_Exercise inputs_
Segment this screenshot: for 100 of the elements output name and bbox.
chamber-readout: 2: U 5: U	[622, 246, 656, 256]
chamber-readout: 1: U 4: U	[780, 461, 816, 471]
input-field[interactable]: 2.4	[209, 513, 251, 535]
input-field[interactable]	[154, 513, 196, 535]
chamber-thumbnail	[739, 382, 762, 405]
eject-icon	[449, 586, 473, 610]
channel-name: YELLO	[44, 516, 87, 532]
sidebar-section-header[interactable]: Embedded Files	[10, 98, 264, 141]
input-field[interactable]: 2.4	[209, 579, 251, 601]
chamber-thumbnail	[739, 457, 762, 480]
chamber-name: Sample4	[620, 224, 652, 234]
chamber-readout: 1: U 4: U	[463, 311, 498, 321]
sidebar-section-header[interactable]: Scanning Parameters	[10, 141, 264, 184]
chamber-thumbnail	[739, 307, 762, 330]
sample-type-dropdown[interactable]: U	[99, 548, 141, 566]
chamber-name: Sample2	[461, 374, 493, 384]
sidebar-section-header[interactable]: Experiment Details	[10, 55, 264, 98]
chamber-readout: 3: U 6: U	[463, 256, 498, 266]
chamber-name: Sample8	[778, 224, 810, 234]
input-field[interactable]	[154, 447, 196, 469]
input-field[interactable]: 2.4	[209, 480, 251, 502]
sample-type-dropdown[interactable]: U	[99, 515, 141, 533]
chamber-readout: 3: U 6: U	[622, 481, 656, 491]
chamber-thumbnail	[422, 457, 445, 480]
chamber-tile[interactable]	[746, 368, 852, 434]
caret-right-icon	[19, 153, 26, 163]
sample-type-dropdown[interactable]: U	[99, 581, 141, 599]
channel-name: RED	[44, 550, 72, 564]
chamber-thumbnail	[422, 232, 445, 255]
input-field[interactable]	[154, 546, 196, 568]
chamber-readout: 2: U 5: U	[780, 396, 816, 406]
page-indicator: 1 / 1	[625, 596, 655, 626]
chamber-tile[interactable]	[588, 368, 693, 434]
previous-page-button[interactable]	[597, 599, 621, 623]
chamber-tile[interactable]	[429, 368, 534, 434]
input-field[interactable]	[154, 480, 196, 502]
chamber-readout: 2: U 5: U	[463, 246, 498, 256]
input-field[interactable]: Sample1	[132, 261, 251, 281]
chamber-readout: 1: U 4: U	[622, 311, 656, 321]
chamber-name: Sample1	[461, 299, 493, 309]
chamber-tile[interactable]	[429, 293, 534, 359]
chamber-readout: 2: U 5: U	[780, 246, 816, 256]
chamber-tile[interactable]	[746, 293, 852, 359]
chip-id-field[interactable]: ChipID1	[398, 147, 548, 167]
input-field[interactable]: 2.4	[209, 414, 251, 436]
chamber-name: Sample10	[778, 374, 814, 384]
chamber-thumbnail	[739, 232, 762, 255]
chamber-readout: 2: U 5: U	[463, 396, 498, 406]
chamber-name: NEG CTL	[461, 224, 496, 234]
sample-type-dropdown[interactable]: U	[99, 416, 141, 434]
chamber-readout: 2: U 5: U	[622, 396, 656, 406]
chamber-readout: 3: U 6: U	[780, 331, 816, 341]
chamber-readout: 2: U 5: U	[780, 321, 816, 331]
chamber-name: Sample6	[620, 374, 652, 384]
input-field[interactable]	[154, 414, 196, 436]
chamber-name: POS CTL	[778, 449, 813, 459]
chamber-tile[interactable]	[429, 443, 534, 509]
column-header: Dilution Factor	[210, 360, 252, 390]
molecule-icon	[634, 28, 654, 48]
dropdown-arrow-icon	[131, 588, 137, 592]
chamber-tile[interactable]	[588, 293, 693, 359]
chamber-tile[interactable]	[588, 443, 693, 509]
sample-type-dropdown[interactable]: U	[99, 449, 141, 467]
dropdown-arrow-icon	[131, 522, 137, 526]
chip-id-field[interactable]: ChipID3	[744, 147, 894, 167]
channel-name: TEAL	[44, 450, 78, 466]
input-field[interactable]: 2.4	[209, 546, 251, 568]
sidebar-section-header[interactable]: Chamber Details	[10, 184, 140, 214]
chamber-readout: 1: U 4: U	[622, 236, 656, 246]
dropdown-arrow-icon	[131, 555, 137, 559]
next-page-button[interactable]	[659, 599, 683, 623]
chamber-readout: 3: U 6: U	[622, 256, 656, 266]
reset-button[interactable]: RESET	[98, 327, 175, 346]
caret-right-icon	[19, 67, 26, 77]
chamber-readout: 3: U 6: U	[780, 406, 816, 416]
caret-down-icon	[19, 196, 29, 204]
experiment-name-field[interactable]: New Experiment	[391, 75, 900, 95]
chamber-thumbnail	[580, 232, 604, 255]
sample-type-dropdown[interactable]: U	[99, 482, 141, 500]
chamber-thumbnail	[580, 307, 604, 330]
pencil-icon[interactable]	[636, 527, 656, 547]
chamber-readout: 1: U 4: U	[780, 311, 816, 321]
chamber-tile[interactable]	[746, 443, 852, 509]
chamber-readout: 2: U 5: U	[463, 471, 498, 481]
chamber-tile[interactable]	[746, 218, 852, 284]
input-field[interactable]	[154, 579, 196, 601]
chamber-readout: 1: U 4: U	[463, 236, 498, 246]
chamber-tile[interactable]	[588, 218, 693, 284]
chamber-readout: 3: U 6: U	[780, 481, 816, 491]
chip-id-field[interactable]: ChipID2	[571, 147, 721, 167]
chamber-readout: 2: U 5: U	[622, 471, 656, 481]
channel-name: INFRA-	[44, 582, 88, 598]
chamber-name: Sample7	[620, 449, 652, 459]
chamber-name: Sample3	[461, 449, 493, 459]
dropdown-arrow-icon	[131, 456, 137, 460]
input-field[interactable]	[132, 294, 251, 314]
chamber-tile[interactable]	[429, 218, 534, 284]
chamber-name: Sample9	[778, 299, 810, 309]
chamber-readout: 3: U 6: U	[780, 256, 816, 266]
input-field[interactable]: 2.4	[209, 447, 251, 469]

_Set exercise_
Please pull out every line in the records above that contains the string "dropdown", and copy each one in full.

_Response for this exercise_
sample-type-dropdown[interactable]: U	[99, 548, 141, 566]
sample-type-dropdown[interactable]: U	[99, 515, 141, 533]
sample-type-dropdown[interactable]: U	[99, 581, 141, 599]
sample-type-dropdown[interactable]: U	[99, 416, 141, 434]
dropdown-arrow-icon	[131, 588, 137, 592]
sample-type-dropdown[interactable]: U	[99, 449, 141, 467]
dropdown-arrow-icon	[131, 522, 137, 526]
dropdown-arrow-icon	[131, 555, 137, 559]
sample-type-dropdown[interactable]: U	[99, 482, 141, 500]
dropdown-arrow-icon	[131, 456, 137, 460]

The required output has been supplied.